### Direction
Reproduce all lines of the listing below in which the word "wanted" occurs.

── Input data ──

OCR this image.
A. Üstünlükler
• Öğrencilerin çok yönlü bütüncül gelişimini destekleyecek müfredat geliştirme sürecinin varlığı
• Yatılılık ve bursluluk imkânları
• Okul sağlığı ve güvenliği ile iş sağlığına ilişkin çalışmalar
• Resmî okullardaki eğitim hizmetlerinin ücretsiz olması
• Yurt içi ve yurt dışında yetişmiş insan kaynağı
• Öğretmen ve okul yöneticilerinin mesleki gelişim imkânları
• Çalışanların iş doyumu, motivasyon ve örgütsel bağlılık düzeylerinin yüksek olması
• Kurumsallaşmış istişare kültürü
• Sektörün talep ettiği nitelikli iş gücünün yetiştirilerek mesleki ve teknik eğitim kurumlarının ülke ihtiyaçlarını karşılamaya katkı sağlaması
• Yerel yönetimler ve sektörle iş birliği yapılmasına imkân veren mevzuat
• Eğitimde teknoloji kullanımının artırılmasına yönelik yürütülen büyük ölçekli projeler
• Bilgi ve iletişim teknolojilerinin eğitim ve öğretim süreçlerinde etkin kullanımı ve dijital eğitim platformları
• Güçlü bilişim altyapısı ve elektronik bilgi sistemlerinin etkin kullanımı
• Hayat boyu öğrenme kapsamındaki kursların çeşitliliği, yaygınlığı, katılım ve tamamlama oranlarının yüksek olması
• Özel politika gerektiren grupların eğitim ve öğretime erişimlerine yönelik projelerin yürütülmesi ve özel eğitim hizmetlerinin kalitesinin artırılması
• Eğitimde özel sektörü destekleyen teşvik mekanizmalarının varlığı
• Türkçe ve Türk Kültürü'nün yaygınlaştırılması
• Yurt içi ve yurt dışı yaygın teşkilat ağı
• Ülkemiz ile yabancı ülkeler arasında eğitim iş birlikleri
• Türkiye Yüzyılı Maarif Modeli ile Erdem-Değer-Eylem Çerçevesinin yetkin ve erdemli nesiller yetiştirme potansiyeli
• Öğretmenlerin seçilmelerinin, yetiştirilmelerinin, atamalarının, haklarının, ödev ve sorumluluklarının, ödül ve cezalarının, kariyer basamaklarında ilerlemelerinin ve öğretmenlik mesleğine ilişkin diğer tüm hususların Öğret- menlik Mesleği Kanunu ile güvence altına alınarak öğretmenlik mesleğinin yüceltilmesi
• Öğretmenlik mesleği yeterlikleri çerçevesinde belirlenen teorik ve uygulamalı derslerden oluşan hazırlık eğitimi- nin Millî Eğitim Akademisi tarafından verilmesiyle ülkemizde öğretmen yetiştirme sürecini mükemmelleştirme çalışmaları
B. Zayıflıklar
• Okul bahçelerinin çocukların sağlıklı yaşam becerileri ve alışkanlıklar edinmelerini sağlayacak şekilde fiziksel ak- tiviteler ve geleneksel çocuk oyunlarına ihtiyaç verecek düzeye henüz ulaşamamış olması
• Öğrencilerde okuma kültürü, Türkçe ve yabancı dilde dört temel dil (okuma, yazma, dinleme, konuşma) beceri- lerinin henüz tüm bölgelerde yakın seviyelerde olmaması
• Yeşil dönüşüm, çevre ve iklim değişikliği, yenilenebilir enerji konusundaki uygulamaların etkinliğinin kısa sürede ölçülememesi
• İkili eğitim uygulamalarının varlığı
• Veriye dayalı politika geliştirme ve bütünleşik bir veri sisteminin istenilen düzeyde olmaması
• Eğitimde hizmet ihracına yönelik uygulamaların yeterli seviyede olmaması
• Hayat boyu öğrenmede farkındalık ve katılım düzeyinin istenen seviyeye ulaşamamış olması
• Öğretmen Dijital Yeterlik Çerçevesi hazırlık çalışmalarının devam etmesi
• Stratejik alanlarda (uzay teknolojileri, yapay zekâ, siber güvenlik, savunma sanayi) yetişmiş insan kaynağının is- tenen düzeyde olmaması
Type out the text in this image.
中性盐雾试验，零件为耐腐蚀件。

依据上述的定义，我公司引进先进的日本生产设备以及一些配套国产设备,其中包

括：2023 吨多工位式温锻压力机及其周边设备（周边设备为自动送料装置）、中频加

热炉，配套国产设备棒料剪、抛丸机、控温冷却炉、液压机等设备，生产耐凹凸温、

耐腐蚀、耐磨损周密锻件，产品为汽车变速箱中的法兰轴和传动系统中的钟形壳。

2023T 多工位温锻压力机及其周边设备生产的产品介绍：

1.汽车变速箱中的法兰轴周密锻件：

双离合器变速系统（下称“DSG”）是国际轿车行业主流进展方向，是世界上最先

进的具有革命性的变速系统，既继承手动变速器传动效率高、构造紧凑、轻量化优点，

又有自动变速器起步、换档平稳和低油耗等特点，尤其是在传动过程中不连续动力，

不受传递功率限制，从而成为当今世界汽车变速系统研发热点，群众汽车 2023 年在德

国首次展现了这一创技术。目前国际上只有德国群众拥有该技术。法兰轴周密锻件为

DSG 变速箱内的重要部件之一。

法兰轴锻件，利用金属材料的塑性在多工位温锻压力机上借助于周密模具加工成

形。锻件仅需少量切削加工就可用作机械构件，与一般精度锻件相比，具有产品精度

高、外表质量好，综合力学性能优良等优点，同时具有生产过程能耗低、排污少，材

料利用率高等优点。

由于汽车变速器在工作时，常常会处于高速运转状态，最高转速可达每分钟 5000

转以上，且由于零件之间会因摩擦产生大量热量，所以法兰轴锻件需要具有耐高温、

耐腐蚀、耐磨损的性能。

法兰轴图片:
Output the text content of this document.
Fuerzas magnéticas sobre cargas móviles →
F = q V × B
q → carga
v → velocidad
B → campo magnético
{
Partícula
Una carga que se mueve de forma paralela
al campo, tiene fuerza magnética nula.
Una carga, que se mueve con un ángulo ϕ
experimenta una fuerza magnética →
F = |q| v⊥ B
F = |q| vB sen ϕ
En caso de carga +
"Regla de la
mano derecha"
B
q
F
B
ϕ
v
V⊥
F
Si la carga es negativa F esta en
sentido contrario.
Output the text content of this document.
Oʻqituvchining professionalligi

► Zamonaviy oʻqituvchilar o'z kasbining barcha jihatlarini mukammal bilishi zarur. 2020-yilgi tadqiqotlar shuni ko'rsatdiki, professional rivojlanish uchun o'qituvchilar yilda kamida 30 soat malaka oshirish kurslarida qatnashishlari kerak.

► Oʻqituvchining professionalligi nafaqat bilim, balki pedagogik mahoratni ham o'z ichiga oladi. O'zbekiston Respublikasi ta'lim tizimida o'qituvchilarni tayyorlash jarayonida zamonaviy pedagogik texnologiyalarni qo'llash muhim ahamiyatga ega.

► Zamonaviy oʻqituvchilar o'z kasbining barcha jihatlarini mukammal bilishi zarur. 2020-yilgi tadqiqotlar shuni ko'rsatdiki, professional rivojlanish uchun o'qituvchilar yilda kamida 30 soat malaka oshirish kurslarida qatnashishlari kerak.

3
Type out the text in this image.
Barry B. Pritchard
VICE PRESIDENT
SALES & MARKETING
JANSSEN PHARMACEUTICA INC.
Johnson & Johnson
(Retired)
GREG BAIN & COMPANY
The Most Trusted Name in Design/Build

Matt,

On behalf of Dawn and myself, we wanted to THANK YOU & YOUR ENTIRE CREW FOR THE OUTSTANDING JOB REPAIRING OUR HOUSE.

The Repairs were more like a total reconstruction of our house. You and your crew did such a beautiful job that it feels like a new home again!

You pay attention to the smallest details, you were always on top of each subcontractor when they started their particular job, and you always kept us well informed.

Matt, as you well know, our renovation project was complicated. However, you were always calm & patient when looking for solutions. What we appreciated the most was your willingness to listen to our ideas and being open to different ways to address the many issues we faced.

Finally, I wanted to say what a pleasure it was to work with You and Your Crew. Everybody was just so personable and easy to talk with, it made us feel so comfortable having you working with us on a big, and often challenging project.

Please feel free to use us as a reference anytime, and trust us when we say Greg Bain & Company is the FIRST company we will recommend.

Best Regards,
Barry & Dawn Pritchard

───

### Exercise output
On behalf of Dawn and myself, we wanted to THANK YOU & YOUR ENTIRE CREW FOR THE OUTSTANDING JOB REPAIRING OUR HOUSE.
Finally, I wanted to say what a pleasure it was to work with You and Your Crew. Everybody was just so personable and easy to talk with, it made us feel so comfortable having you working with us on a big, and often challenging project.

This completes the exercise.